• _Work to be completed_:
Retype each entry below exactly as it stands.

• _The records_:

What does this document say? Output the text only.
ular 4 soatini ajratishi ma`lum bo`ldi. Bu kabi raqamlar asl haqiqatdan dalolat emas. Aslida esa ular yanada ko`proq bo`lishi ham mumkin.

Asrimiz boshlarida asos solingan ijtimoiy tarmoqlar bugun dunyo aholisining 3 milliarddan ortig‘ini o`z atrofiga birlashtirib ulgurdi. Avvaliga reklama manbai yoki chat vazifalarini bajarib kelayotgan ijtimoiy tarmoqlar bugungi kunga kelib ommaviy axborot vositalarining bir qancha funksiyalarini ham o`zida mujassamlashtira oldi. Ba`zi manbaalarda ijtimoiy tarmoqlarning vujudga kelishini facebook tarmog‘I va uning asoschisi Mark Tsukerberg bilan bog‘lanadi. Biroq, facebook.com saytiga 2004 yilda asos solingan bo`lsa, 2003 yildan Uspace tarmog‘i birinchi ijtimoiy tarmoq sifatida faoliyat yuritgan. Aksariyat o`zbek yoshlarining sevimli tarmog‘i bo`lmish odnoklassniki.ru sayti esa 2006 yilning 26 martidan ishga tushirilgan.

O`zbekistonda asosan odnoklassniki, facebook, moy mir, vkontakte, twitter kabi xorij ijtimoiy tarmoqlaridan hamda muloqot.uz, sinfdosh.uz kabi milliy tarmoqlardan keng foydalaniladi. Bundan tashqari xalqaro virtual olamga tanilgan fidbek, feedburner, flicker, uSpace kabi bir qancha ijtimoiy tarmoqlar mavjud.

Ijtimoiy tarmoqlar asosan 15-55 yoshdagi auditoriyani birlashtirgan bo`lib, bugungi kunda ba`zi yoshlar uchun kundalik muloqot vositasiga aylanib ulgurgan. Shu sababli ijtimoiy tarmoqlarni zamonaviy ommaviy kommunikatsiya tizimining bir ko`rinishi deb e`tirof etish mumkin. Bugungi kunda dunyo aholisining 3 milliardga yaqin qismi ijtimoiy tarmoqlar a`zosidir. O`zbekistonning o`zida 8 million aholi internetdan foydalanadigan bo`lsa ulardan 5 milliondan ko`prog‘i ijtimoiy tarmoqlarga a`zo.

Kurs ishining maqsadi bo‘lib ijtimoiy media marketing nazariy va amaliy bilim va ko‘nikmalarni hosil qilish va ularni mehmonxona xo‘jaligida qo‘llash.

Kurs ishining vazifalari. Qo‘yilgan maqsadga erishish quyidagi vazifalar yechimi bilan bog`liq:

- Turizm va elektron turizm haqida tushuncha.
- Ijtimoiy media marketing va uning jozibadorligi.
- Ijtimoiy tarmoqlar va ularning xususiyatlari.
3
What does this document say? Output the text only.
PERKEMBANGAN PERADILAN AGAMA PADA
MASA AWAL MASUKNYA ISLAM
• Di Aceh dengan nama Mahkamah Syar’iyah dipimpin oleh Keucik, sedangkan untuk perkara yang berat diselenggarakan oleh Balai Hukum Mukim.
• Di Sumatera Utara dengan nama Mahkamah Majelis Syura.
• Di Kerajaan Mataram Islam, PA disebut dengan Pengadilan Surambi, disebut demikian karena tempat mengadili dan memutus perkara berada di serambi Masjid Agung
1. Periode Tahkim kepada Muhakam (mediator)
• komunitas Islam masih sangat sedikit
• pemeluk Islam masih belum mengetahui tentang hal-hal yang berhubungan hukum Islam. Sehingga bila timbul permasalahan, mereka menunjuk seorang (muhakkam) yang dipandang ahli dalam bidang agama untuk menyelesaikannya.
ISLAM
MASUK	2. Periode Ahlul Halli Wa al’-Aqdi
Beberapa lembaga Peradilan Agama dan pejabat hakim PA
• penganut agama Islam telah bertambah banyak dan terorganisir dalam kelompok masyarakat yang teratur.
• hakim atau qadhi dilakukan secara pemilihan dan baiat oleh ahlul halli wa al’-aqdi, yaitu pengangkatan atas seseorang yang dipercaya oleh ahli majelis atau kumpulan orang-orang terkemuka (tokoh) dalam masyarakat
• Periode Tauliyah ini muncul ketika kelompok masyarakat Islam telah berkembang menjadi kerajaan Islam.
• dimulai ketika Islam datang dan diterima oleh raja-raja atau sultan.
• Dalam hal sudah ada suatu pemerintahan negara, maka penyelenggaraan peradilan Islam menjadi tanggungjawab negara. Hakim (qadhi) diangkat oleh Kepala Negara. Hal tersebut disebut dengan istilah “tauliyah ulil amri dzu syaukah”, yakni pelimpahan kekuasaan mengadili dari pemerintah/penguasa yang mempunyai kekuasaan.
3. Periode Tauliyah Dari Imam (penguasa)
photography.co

• _Solution to the problem_:
What does this document say? Output the text only.
ular 4 soatini ajratishi ma`lum bo`ldi. Bu kabi raqamlar asl haqiqatdan dalolat emas. Aslida esa ular yanada ko`proq bo`lishi ham mumkin.

Asrimiz boshlarida asos solingan ijtimoiy tarmoqlar bugun dunyo aholisining 3 milliarddan ortig‘ini o`z atrofiga birlashtirib ulgurdi. Avvaliga reklama manbai yoki chat vazifalarini bajarib kelayotgan ijtimoiy tarmoqlar bugungi kunga kelib ommaviy axborot vositalarining bir qancha funksiyalarini ham o`zida mujassamlashtira oldi. Ba`zi manbaalarda ijtimoiy tarmoqlarning vujudga kelishini facebook tarmog‘I va uning asoschisi Mark Tsukerberg bilan bog‘lanadi. Biroq, facebook.com saytiga 2004 yilda asos solingan bo`lsa, 2003 yildan Uspace tarmog‘i birinchi ijtimoiy tarmoq sifatida faoliyat yuritgan. Aksariyat o`zbek yoshlarining sevimli tarmog‘i bo`lmish odnoklassniki.ru sayti esa 2006 yilning 26 martidan ishga tushirilgan.

O`zbekistonda asosan odnoklassniki, facebook, moy mir, vkontakte, twitter kabi xorij ijtimoiy tarmoqlaridan hamda muloqot.uz, sinfdosh.uz kabi milliy tarmoqlardan keng foydalaniladi. Bundan tashqari xalqaro virtual olamga tanilgan fidbek, feedburner, flicker, uSpace kabi bir qancha ijtimoiy tarmoqlar mavjud.

Ijtimoiy tarmoqlar asosan 15-55 yoshdagi auditoriyani birlashtirgan bo`lib, bugungi kunda ba`zi yoshlar uchun kundalik muloqot vositasiga aylanib ulgurgan. Shu sababli ijtimoiy tarmoqlarni zamonaviy ommaviy kommunikatsiya tizimining bir ko`rinishi deb e`tirof etish mumkin. Bugungi kunda dunyo aholisining 3 milliardga yaqin qismi ijtimoiy tarmoqlar a`zosidir. O`zbekistonning o`zida 8 million aholi internetdan foydalanadigan bo`lsa ulardan 5 milliondan ko`prog‘i ijtimoiy tarmoqlarga a`zo.

Kurs ishining maqsadi bo‘lib ijtimoiy media marketing nazariy va amaliy bilim va ko‘nikmalarni hosil qilish va ularni mehmonxona xo‘jaligida qo‘llash.

Kurs ishining vazifalari. Qo‘yilgan maqsadga erishish quyidagi vazifalar yechimi bilan bog`liq:

- Turizm va elektron turizm haqida tushuncha.
- Ijtimoiy media marketing va uning jozibadorligi.
- Ijtimoiy tarmoqlar va ularning xususiyatlari.
3
What does this document say? Output the text only.
PERKEMBANGAN PERADILAN AGAMA PADA
MASA AWAL MASUKNYA ISLAM
• Di Aceh dengan nama Mahkamah Syar’iyah dipimpin oleh Keucik, sedangkan untuk perkara yang berat diselenggarakan oleh Balai Hukum Mukim.
• Di Sumatera Utara dengan nama Mahkamah Majelis Syura.
• Di Kerajaan Mataram Islam, PA disebut dengan Pengadilan Surambi, disebut demikian karena tempat mengadili dan memutus perkara berada di serambi Masjid Agung
1. Periode Tahkim kepada Muhakam (mediator)
• komunitas Islam masih sangat sedikit
• pemeluk Islam masih belum mengetahui tentang hal-hal yang berhubungan hukum Islam. Sehingga bila timbul permasalahan, mereka menunjuk seorang (muhakkam) yang dipandang ahli dalam bidang agama untuk menyelesaikannya.
ISLAM
MASUK	2. Periode Ahlul Halli Wa al’-Aqdi
Beberapa lembaga Peradilan Agama dan pejabat hakim PA
• penganut agama Islam telah bertambah banyak dan terorganisir dalam kelompok masyarakat yang teratur.
• hakim atau qadhi dilakukan secara pemilihan dan baiat oleh ahlul halli wa al’-aqdi, yaitu pengangkatan atas seseorang yang dipercaya oleh ahli majelis atau kumpulan orang-orang terkemuka (tokoh) dalam masyarakat
• Periode Tauliyah ini muncul ketika kelompok masyarakat Islam telah berkembang menjadi kerajaan Islam.
• dimulai ketika Islam datang dan diterima oleh raja-raja atau sultan.
• Dalam hal sudah ada suatu pemerintahan negara, maka penyelenggaraan peradilan Islam menjadi tanggungjawab negara. Hakim (qadhi) diangkat oleh Kepala Negara. Hal tersebut disebut dengan istilah “tauliyah ulil amri dzu syaukah”, yakni pelimpahan kekuasaan mengadili dari pemerintah/penguasa yang mempunyai kekuasaan.
3. Periode Tauliyah Dari Imam (penguasa)
photography.co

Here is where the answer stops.